#### [Problem]
Make an exact copy of the records, dropping all pictures.

Data excerpts
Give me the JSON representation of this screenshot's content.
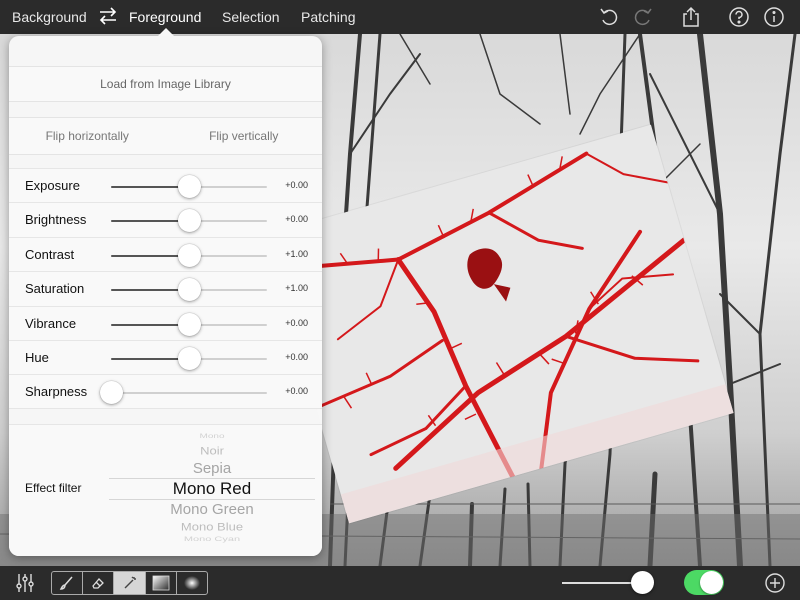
{
  "topbar": {
    "tabs": [
      {
        "label": "Background",
        "active": false
      },
      {
        "label": "Foreground",
        "active": true
      },
      {
        "label": "Selection",
        "active": false
      },
      {
        "label": "Patching",
        "active": false
      }
    ],
    "icons": [
      "swap-icon",
      "undo-icon",
      "redo-icon",
      "share-icon",
      "help-icon",
      "info-icon"
    ]
  },
  "panel": {
    "load_label": "Load from Image Library",
    "flip_horizontal_label": "Flip horizontally",
    "flip_vertical_label": "Flip vertically",
    "sliders": [
      {
        "label": "Exposure",
        "value": "+0.00",
        "level": 0.5
      },
      {
        "label": "Brightness",
        "value": "+0.00",
        "level": 0.5
      },
      {
        "label": "Contrast",
        "value": "+1.00",
        "level": 0.5
      },
      {
        "label": "Saturation",
        "value": "+1.00",
        "level": 0.5
      },
      {
        "label": "Vibrance",
        "value": "+0.00",
        "level": 0.5
      },
      {
        "label": "Hue",
        "value": "+0.00",
        "level": 0.5
      },
      {
        "label": "Sharpness",
        "value": "+0.00",
        "level": 0.0
      }
    ],
    "filter": {
      "label": "Effect filter",
      "options": [
        "Mono",
        "Noir",
        "Sepia",
        "Mono Red",
        "Mono Green",
        "Mono Blue",
        "Mono Cyan"
      ],
      "selected": "Mono Red"
    }
  },
  "bottombar": {
    "tools": [
      "brush-icon",
      "eraser-icon",
      "magic-wand-icon",
      "gradient-icon",
      "radial-gradient-icon"
    ],
    "selected_tool": "magic-wand-icon",
    "brush_size_level": 1.0,
    "toggle_on": true
  },
  "colors": {
    "bar": "#2b2b2b",
    "toggle_on": "#4cd964",
    "accent_red": "#d4181b"
  }
}
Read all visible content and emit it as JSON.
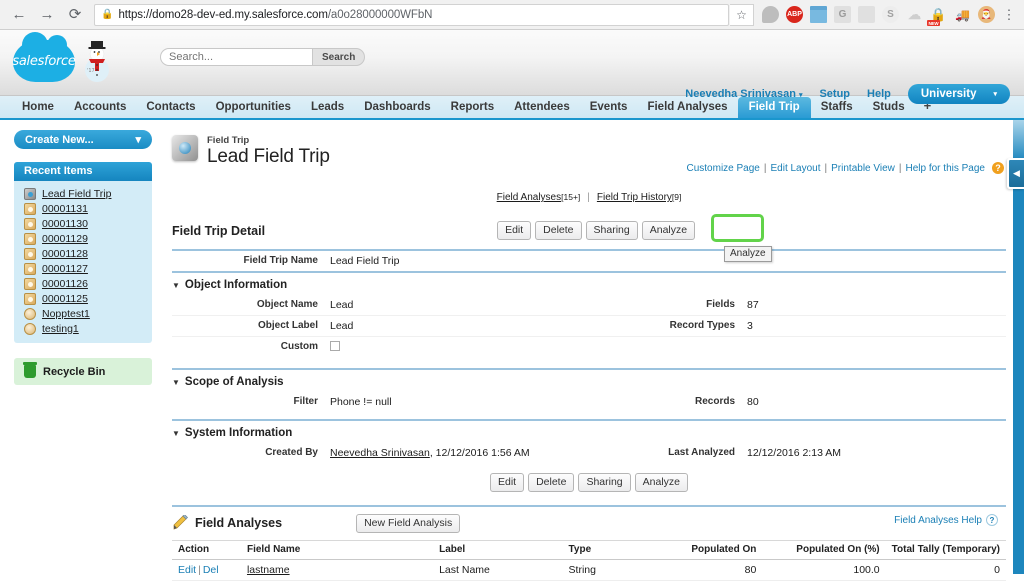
{
  "browser": {
    "back_icon": "←",
    "forward_icon": "→",
    "reload_icon": "⟳",
    "lock_icon": "🔒",
    "url_host": "https://domo28-dev-ed.my.salesforce.com",
    "url_path": "/a0o28000000WFbN",
    "star_icon": "☆",
    "extensions": [
      {
        "name": "balloon-extension-icon",
        "glyph": ""
      },
      {
        "name": "adblock-plus-icon",
        "glyph": "ABP"
      },
      {
        "name": "calendar-extension-icon",
        "glyph": ""
      },
      {
        "name": "grammarly-extension-icon",
        "glyph": "G"
      },
      {
        "name": "pocket-extension-icon",
        "glyph": ""
      },
      {
        "name": "skype-extension-icon",
        "glyph": "S"
      },
      {
        "name": "cloud-extension-icon",
        "glyph": "☁"
      },
      {
        "name": "new-extension-icon",
        "glyph": "🔒",
        "badge": "NEW"
      },
      {
        "name": "cart-extension-icon",
        "glyph": "🚚"
      },
      {
        "name": "santa-extension-icon",
        "glyph": "🎅"
      }
    ],
    "menu_icon": "⋮"
  },
  "header": {
    "logo_text": "salesforce",
    "search_placeholder": "Search...",
    "search_value": "",
    "search_button": "Search",
    "user_name": "Neevedha Srinivasan",
    "setup_link": "Setup",
    "help_link": "Help",
    "app_menu": "University",
    "caret": "▾"
  },
  "tabs": [
    {
      "label": "Home",
      "active": false
    },
    {
      "label": "Accounts",
      "active": false
    },
    {
      "label": "Contacts",
      "active": false
    },
    {
      "label": "Opportunities",
      "active": false
    },
    {
      "label": "Leads",
      "active": false
    },
    {
      "label": "Dashboards",
      "active": false
    },
    {
      "label": "Reports",
      "active": false
    },
    {
      "label": "Attendees",
      "active": false
    },
    {
      "label": "Events",
      "active": false
    },
    {
      "label": "Field Analyses",
      "active": false
    },
    {
      "label": "Field Trip",
      "active": true
    },
    {
      "label": "Staffs",
      "active": false
    },
    {
      "label": "Studs",
      "active": false
    },
    {
      "label": "+",
      "active": false
    }
  ],
  "sidebar": {
    "create_new": "Create New...",
    "create_new_caret": "▾",
    "recent_header": "Recent Items",
    "recent_items": [
      {
        "label": "Lead Field Trip",
        "icon": "trip-icon"
      },
      {
        "label": "00001131",
        "icon": "tape-icon"
      },
      {
        "label": "00001130",
        "icon": "tape-icon"
      },
      {
        "label": "00001129",
        "icon": "tape-icon"
      },
      {
        "label": "00001128",
        "icon": "tape-icon"
      },
      {
        "label": "00001127",
        "icon": "tape-icon"
      },
      {
        "label": "00001126",
        "icon": "tape-icon"
      },
      {
        "label": "00001125",
        "icon": "tape-icon"
      },
      {
        "label": "Nopptest1",
        "icon": "disc-icon"
      },
      {
        "label": "testing1",
        "icon": "disc-icon"
      }
    ],
    "recycle_bin": "Recycle Bin"
  },
  "record": {
    "type_label": "Field Trip",
    "title": "Lead Field Trip"
  },
  "page_links": {
    "customize_page": "Customize Page",
    "edit_layout": "Edit Layout",
    "printable_view": "Printable View",
    "help_for_page": "Help for this Page",
    "help_glyph": "?",
    "separator": "|"
  },
  "jump_links": {
    "field_analyses": "Field Analyses",
    "field_analyses_count": "[15+]",
    "field_trip_history": "Field Trip History",
    "field_trip_history_count": "[9]",
    "separator": "|"
  },
  "detail": {
    "title": "Field Trip Detail",
    "buttons": [
      "Edit",
      "Delete",
      "Sharing",
      "Analyze"
    ],
    "tooltip": "Analyze",
    "highlight_color": "#62d34a",
    "name_label": "Field Trip Name",
    "name_value": "Lead Field Trip"
  },
  "sections": {
    "object_information": {
      "title": "Object Information",
      "triangle": "▼",
      "rows": [
        {
          "label": "Object Name",
          "value": "Lead",
          "right_label": "Fields",
          "right_value": "87"
        },
        {
          "label": "Object Label",
          "value": "Lead",
          "right_label": "Record Types",
          "right_value": "3"
        },
        {
          "label": "Custom",
          "value": "",
          "right_label": "",
          "right_value": "",
          "checkbox": true
        }
      ]
    },
    "scope_of_analysis": {
      "title": "Scope of Analysis",
      "triangle": "▼",
      "rows": [
        {
          "label": "Filter",
          "value": "Phone != null",
          "right_label": "Records",
          "right_value": "80"
        }
      ]
    },
    "system_information": {
      "title": "System Information",
      "triangle": "▼",
      "rows": [
        {
          "label": "Created By",
          "value": "Neevedha Srinivasan",
          "value_suffix": ", 12/12/2016 1:56 AM",
          "right_label": "Last Analyzed",
          "right_value": "12/12/2016 2:13 AM"
        }
      ],
      "buttons": [
        "Edit",
        "Delete",
        "Sharing",
        "Analyze"
      ]
    }
  },
  "related_list": {
    "title": "Field Analyses",
    "new_button": "New Field Analysis",
    "help_link": "Field Analyses Help",
    "help_glyph": "?",
    "columns": [
      "Action",
      "Field Name",
      "Label",
      "Type",
      "Populated On",
      "Populated On (%)",
      "Total Tally (Temporary)"
    ],
    "rows": [
      {
        "action_edit": "Edit",
        "action_pipe": "|",
        "action_del": "Del",
        "field_name": "lastname",
        "label": "Last Name",
        "type": "String",
        "populated_on": "80",
        "populated_on_pct": "100.0",
        "total_tally": "0"
      }
    ]
  },
  "right_rail": {
    "collapse_icon": "◀"
  }
}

#### [Written reply]
Give me the JSON representation of this screenshot's content.
{
  "topbar": {
    "tabs": [
      {
        "label": "Background",
        "active": false
      },
      {
        "label": "Foreground",
        "active": true
      },
      {
        "label": "Selection",
        "active": false
      },
      {
        "label": "Patching",
        "active": false
      }
    ],
    "icons": [
      "swap-icon",
      "undo-icon",
      "redo-icon",
      "share-icon",
      "help-icon",
      "info-icon"
    ]
  },
  "panel": {
    "load_label": "Load from Image Library",
    "flip_horizontal_label": "Flip horizontally",
    "flip_vertical_label": "Flip vertically",
    "sliders": [
      {
        "label": "Exposure",
        "value": "+0.00",
        "level": 0.5
      },
      {
        "label": "Brightness",
        "value": "+0.00",
        "level": 0.5
      },
      {
        "label": "Contrast",
        "value": "+1.00",
        "level": 0.5
      },
      {
        "label": "Saturation",
        "value": "+1.00",
        "level": 0.5
      },
      {
        "label": "Vibrance",
        "value": "+0.00",
        "level": 0.5
      },
      {
        "label": "Hue",
        "value": "+0.00",
        "level": 0.5
      },
      {
        "label": "Sharpness",
        "value": "+0.00",
        "level": 0.0
      }
    ],
    "filter": {
      "label": "Effect filter",
      "options": [
        "Mono",
        "Noir",
        "Sepia",
        "Mono Red",
        "Mono Green",
        "Mono Blue",
        "Mono Cyan"
      ],
      "selected": "Mono Red"
    }
  },
  "bottombar": {
    "tools": [
      "brush-icon",
      "eraser-icon",
      "magic-wand-icon",
      "gradient-icon",
      "radial-gradient-icon"
    ],
    "selected_tool": "magic-wand-icon",
    "brush_size_level": 1.0,
    "toggle_on": true
  },
  "colors": {
    "bar": "#2b2b2b",
    "toggle_on": "#4cd964",
    "accent_red": "#d4181b"
  }
}
Read all visible content and emit it as JSON.
{
  "browser": {
    "back_icon": "←",
    "forward_icon": "→",
    "reload_icon": "⟳",
    "lock_icon": "🔒",
    "url_host": "https://domo28-dev-ed.my.salesforce.com",
    "url_path": "/a0o28000000WFbN",
    "star_icon": "☆",
    "extensions": [
      {
        "name": "balloon-extension-icon",
        "glyph": ""
      },
      {
        "name": "adblock-plus-icon",
        "glyph": "ABP"
      },
      {
        "name": "calendar-extension-icon",
        "glyph": ""
      },
      {
        "name": "grammarly-extension-icon",
        "glyph": "G"
      },
      {
        "name": "pocket-extension-icon",
        "glyph": ""
      },
      {
        "name": "skype-extension-icon",
        "glyph": "S"
      },
      {
        "name": "cloud-extension-icon",
        "glyph": "☁"
      },
      {
        "name": "new-extension-icon",
        "glyph": "🔒",
        "badge": "NEW"
      },
      {
        "name": "cart-extension-icon",
        "glyph": "🚚"
      },
      {
        "name": "santa-extension-icon",
        "glyph": "🎅"
      }
    ],
    "menu_icon": "⋮"
  },
  "header": {
    "logo_text": "salesforce",
    "search_placeholder": "Search...",
    "search_value": "",
    "search_button": "Search",
    "user_name": "Neevedha Srinivasan",
    "setup_link": "Setup",
    "help_link": "Help",
    "app_menu": "University",
    "caret": "▾"
  },
  "tabs": [
    {
      "label": "Home",
      "active": false
    },
    {
      "label": "Accounts",
      "active": false
    },
    {
      "label": "Contacts",
      "active": false
    },
    {
      "label": "Opportunities",
      "active": false
    },
    {
      "label": "Leads",
      "active": false
    },
    {
      "label": "Dashboards",
      "active": false
    },
    {
      "label": "Reports",
      "active": false
    },
    {
      "label": "Attendees",
      "active": false
    },
    {
      "label": "Events",
      "active": false
    },
    {
      "label": "Field Analyses",
      "active": false
    },
    {
      "label": "Field Trip",
      "active": true
    },
    {
      "label": "Staffs",
      "active": false
    },
    {
      "label": "Studs",
      "active": false
    },
    {
      "label": "+",
      "active": false
    }
  ],
  "sidebar": {
    "create_new": "Create New...",
    "create_new_caret": "▾",
    "recent_header": "Recent Items",
    "recent_items": [
      {
        "label": "Lead Field Trip",
        "icon": "trip-icon"
      },
      {
        "label": "00001131",
        "icon": "tape-icon"
      },
      {
        "label": "00001130",
        "icon": "tape-icon"
      },
      {
        "label": "00001129",
        "icon": "tape-icon"
      },
      {
        "label": "00001128",
        "icon": "tape-icon"
      },
      {
        "label": "00001127",
        "icon": "tape-icon"
      },
      {
        "label": "00001126",
        "icon": "tape-icon"
      },
      {
        "label": "00001125",
        "icon": "tape-icon"
      },
      {
        "label": "Nopptest1",
        "icon": "disc-icon"
      },
      {
        "label": "testing1",
        "icon": "disc-icon"
      }
    ],
    "recycle_bin": "Recycle Bin"
  },
  "record": {
    "type_label": "Field Trip",
    "title": "Lead Field Trip"
  },
  "page_links": {
    "customize_page": "Customize Page",
    "edit_layout": "Edit Layout",
    "printable_view": "Printable View",
    "help_for_page": "Help for this Page",
    "help_glyph": "?",
    "separator": "|"
  },
  "jump_links": {
    "field_analyses": "Field Analyses",
    "field_analyses_count": "[15+]",
    "field_trip_history": "Field Trip History",
    "field_trip_history_count": "[9]",
    "separator": "|"
  },
  "detail": {
    "title": "Field Trip Detail",
    "buttons": [
      "Edit",
      "Delete",
      "Sharing",
      "Analyze"
    ],
    "tooltip": "Analyze",
    "highlight_color": "#62d34a",
    "name_label": "Field Trip Name",
    "name_value": "Lead Field Trip"
  },
  "sections": {
    "object_information": {
      "title": "Object Information",
      "triangle": "▼",
      "rows": [
        {
          "label": "Object Name",
          "value": "Lead",
          "right_label": "Fields",
          "right_value": "87"
        },
        {
          "label": "Object Label",
          "value": "Lead",
          "right_label": "Record Types",
          "right_value": "3"
        },
        {
          "label": "Custom",
          "value": "",
          "right_label": "",
          "right_value": "",
          "checkbox": true
        }
      ]
    },
    "scope_of_analysis": {
      "title": "Scope of Analysis",
      "triangle": "▼",
      "rows": [
        {
          "label": "Filter",
          "value": "Phone != null",
          "right_label": "Records",
          "right_value": "80"
        }
      ]
    },
    "system_information": {
      "title": "System Information",
      "triangle": "▼",
      "rows": [
        {
          "label": "Created By",
          "value": "Neevedha Srinivasan",
          "value_suffix": ", 12/12/2016 1:56 AM",
          "right_label": "Last Analyzed",
          "right_value": "12/12/2016 2:13 AM"
        }
      ],
      "buttons": [
        "Edit",
        "Delete",
        "Sharing",
        "Analyze"
      ]
    }
  },
  "related_list": {
    "title": "Field Analyses",
    "new_button": "New Field Analysis",
    "help_link": "Field Analyses Help",
    "help_glyph": "?",
    "columns": [
      "Action",
      "Field Name",
      "Label",
      "Type",
      "Populated On",
      "Populated On (%)",
      "Total Tally (Temporary)"
    ],
    "rows": [
      {
        "action_edit": "Edit",
        "action_pipe": "|",
        "action_del": "Del",
        "field_name": "lastname",
        "label": "Last Name",
        "type": "String",
        "populated_on": "80",
        "populated_on_pct": "100.0",
        "total_tally": "0"
      }
    ]
  },
  "right_rail": {
    "collapse_icon": "◀"
  }
}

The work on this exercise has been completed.